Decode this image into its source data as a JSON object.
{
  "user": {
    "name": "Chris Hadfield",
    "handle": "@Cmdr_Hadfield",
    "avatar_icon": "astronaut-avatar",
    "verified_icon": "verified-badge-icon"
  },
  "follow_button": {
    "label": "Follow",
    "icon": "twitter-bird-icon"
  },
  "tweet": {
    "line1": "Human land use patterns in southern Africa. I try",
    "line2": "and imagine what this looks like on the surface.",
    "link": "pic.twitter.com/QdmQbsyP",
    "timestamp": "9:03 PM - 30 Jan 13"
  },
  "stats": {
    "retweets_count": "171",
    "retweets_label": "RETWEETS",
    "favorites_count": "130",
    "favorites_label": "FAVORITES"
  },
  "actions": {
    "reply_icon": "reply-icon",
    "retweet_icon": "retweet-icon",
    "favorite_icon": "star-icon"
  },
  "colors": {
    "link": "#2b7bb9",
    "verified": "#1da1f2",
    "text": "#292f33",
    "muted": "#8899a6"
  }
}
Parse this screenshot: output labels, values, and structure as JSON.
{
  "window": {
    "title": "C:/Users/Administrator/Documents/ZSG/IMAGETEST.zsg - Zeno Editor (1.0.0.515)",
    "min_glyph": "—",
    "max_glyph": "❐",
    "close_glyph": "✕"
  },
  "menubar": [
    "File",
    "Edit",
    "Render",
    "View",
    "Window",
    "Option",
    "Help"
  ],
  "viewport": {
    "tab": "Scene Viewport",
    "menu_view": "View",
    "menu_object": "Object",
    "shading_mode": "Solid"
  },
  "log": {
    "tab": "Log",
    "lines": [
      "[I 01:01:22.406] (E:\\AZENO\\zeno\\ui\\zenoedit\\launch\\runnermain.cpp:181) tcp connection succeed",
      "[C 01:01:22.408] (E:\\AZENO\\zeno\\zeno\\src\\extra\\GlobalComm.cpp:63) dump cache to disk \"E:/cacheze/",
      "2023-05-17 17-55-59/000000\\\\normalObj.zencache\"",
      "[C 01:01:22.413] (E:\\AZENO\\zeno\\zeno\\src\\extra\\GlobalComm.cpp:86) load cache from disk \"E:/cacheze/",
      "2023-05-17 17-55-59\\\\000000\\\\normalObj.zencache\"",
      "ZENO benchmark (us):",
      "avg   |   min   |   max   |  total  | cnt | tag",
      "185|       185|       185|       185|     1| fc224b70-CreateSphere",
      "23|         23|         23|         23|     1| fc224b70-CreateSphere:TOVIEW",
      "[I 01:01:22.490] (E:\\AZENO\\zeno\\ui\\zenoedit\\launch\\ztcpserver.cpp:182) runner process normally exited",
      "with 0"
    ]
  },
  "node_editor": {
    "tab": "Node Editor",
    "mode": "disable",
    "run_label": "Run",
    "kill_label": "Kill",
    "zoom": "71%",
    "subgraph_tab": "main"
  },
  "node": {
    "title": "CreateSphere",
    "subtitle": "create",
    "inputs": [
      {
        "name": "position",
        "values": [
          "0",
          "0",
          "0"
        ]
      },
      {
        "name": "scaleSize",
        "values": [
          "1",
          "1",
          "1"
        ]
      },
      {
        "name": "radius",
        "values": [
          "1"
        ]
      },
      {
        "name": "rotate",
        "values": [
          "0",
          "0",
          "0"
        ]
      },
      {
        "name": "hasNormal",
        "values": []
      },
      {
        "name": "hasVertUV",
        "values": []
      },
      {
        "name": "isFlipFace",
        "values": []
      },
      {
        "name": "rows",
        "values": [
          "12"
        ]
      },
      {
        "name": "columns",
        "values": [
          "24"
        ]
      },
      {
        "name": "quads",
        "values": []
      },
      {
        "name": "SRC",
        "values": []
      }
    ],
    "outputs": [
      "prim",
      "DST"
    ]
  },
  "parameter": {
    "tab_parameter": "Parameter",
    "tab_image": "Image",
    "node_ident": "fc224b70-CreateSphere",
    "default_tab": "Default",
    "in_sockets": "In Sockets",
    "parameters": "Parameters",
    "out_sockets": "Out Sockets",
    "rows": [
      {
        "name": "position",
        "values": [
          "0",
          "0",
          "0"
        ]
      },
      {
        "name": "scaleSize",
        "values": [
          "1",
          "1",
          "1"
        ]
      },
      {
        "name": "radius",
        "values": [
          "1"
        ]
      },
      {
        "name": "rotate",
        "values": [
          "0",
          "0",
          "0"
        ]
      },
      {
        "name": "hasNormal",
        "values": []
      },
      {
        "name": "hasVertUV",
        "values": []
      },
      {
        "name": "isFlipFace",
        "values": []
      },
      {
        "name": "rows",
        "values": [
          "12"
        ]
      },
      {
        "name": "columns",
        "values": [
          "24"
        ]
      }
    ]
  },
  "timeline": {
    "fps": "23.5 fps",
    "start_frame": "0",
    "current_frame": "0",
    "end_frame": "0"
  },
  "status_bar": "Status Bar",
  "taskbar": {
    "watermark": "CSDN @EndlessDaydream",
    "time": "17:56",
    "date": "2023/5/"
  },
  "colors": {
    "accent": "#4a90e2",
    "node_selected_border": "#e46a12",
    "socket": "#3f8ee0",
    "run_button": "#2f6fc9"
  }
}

# WRITTEN EXERCISE:
For the listing above, identify each line bearing "JSON".

# OUTPUT FOR THIS EXERCISE:
Decode this image into its source data as a JSON object.
Parse this screenshot: output labels, values, and structure as JSON.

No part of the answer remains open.